Request:
Search the data for the word "квартир" and copy every line that contains it.

##### Material to process #####

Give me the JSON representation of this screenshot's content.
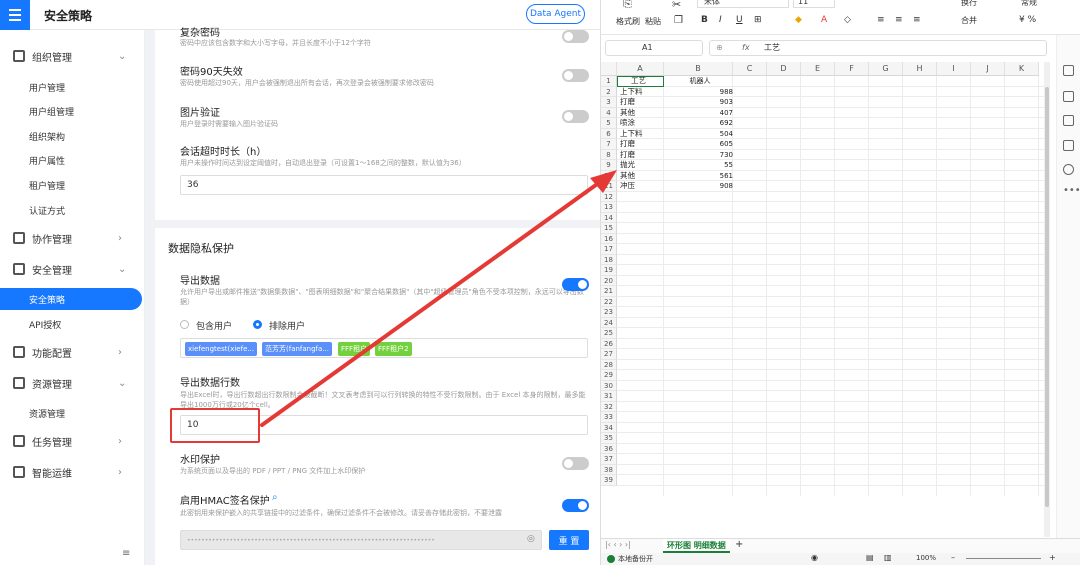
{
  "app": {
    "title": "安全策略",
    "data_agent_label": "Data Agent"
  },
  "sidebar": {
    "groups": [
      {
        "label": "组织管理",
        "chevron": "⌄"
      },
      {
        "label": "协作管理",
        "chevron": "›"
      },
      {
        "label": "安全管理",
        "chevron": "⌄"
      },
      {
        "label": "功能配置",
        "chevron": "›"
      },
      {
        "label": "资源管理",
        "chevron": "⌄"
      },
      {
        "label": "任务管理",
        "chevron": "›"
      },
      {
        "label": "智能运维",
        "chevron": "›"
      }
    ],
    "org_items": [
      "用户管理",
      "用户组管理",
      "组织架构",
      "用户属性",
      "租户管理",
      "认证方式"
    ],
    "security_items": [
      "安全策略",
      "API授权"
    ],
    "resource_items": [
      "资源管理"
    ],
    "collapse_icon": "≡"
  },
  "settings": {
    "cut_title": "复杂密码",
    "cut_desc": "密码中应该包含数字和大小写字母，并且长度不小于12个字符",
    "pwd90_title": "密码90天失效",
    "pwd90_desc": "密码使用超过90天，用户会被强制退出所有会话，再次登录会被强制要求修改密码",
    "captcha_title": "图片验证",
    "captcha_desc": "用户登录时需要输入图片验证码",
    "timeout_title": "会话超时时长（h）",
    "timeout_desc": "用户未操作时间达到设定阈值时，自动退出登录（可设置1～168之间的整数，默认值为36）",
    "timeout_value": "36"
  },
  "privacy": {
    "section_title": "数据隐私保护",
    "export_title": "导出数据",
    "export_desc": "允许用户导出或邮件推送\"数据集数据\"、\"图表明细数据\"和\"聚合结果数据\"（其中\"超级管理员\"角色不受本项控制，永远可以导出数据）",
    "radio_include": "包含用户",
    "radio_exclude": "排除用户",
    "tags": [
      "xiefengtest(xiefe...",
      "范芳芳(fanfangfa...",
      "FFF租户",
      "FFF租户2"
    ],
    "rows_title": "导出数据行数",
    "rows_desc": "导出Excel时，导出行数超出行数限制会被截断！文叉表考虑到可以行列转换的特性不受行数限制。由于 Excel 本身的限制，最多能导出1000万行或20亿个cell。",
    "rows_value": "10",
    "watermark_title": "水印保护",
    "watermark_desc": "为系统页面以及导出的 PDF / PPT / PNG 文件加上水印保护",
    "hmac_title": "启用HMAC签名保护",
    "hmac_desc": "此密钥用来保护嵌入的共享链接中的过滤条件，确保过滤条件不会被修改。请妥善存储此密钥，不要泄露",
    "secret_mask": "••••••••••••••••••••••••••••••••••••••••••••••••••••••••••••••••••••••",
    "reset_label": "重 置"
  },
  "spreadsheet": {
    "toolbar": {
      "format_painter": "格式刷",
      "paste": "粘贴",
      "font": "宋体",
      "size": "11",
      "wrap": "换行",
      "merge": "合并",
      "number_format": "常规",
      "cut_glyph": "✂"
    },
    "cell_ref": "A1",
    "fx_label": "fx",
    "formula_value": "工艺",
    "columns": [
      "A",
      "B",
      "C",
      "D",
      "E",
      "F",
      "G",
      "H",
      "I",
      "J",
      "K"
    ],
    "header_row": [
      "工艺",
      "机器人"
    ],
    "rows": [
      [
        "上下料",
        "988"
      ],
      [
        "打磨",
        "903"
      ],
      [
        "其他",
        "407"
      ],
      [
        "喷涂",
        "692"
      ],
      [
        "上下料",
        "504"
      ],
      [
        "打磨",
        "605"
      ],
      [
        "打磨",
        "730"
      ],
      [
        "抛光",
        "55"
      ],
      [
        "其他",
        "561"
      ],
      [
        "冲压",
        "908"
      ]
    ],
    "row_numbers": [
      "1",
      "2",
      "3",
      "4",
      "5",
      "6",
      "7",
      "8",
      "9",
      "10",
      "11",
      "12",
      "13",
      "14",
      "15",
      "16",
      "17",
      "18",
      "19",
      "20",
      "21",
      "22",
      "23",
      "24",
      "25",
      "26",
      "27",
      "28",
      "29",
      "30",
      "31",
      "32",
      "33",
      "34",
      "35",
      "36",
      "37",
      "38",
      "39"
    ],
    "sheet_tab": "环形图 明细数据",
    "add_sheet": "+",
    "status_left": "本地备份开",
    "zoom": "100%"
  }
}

#####
##### Material to process #####

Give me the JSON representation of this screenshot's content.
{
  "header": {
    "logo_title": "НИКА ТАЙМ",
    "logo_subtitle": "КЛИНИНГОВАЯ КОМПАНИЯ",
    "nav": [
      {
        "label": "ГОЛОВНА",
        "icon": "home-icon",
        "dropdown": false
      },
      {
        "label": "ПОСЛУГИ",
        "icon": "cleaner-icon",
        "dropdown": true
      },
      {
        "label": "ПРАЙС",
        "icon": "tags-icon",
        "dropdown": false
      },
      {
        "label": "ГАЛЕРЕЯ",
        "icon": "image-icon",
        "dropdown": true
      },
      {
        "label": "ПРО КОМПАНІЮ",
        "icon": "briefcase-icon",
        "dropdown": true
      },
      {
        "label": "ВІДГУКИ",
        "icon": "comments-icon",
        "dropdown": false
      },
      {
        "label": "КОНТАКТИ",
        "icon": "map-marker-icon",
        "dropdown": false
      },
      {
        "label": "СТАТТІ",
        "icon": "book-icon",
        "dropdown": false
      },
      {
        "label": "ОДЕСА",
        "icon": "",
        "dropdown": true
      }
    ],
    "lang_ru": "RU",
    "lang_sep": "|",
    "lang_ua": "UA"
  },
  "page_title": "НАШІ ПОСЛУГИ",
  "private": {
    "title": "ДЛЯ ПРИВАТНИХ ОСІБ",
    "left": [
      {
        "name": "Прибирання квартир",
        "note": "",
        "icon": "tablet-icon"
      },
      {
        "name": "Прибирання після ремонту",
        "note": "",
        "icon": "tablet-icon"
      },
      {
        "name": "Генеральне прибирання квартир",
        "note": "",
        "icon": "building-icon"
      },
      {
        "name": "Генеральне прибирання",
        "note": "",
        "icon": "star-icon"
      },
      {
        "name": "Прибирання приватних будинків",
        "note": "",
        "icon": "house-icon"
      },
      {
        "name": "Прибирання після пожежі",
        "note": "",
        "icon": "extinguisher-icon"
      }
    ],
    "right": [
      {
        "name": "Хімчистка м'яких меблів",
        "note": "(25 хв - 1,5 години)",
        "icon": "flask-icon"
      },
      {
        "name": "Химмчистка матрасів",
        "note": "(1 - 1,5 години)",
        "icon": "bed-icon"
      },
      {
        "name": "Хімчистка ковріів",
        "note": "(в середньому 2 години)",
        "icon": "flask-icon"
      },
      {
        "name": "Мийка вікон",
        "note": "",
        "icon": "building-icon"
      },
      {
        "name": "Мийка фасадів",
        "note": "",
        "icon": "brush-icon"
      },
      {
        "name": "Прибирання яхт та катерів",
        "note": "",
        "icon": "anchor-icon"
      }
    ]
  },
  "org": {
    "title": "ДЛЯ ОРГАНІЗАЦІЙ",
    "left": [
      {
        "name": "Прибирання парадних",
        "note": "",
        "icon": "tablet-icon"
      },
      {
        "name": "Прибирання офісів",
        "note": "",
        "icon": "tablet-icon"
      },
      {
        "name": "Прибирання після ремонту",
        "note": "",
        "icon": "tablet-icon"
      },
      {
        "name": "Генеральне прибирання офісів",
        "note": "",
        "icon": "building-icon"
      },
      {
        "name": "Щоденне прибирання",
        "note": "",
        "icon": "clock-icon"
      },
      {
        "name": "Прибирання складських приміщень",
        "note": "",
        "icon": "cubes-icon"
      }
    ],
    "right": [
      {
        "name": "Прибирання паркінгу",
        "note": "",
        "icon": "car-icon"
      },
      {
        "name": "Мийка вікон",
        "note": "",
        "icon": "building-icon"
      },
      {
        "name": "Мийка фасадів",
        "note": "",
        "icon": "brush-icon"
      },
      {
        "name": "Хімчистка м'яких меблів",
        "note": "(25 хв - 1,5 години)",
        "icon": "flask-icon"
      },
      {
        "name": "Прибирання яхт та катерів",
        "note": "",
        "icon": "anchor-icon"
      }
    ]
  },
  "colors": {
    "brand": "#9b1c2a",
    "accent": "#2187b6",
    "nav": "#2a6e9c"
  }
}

#####

Output below:
        "name": "Прибирання квартир",
        "name": "Генеральне прибирання квартир",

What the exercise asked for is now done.